Chart and figure data:
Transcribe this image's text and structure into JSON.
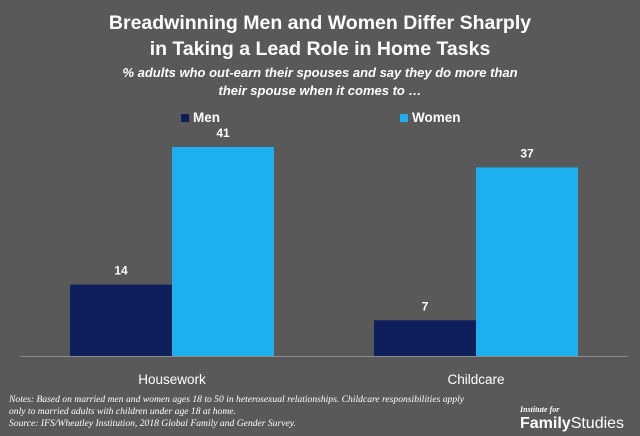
{
  "chart_data": {
    "type": "bar",
    "title": "Breadwinning Men and Women Differ Sharply in Taking a Lead Role in Home Tasks",
    "title_lines": [
      "Breadwinning Men and Women Differ Sharply",
      "in Taking a Lead Role in Home Tasks"
    ],
    "subtitle_lines": [
      "% adults who out-earn their spouses and say they do more than",
      "their spouse when it comes to …"
    ],
    "categories": [
      "Housework",
      "Childcare"
    ],
    "series": [
      {
        "name": "Men",
        "values": [
          14,
          7
        ],
        "color": "#0e1f5b"
      },
      {
        "name": "Women",
        "values": [
          41,
          37
        ],
        "color": "#1eaff0"
      }
    ],
    "ylim": [
      0,
      41
    ],
    "grid": false,
    "legend_position": "top",
    "data_labels": true
  },
  "notes": [
    "Notes: Based on married men and women ages 18 to 50 in heterosexual relationships. Childcare responsibilities apply",
    "only to married adults with children under age 18 at home.",
    "Source:  IFS/Wheatley Institution, 2018 Global Family and Gender Survey."
  ],
  "logo": {
    "small": "Institute for",
    "bold": "Family",
    "regular": "Studies"
  },
  "background": "#595959"
}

### Your task:
Omit the pictures and give the material again, exactly and in full.

### Answer to the task:
Transcribe this image's text and structure into JSON.
{
  "chart_data": {
    "type": "bar",
    "title": "Breadwinning Men and Women Differ Sharply in Taking a Lead Role in Home Tasks",
    "title_lines": [
      "Breadwinning Men and Women Differ Sharply",
      "in Taking a Lead Role in Home Tasks"
    ],
    "subtitle_lines": [
      "% adults who out-earn their spouses and say they do more than",
      "their spouse when it comes to …"
    ],
    "categories": [
      "Housework",
      "Childcare"
    ],
    "series": [
      {
        "name": "Men",
        "values": [
          14,
          7
        ],
        "color": "#0e1f5b"
      },
      {
        "name": "Women",
        "values": [
          41,
          37
        ],
        "color": "#1eaff0"
      }
    ],
    "ylim": [
      0,
      41
    ],
    "grid": false,
    "legend_position": "top",
    "data_labels": true
  },
  "notes": [
    "Notes: Based on married men and women ages 18 to 50 in heterosexual relationships. Childcare responsibilities apply",
    "only to married adults with children under age 18 at home.",
    "Source:  IFS/Wheatley Institution, 2018 Global Family and Gender Survey."
  ],
  "logo": {
    "small": "Institute for",
    "bold": "Family",
    "regular": "Studies"
  },
  "background": "#595959"
}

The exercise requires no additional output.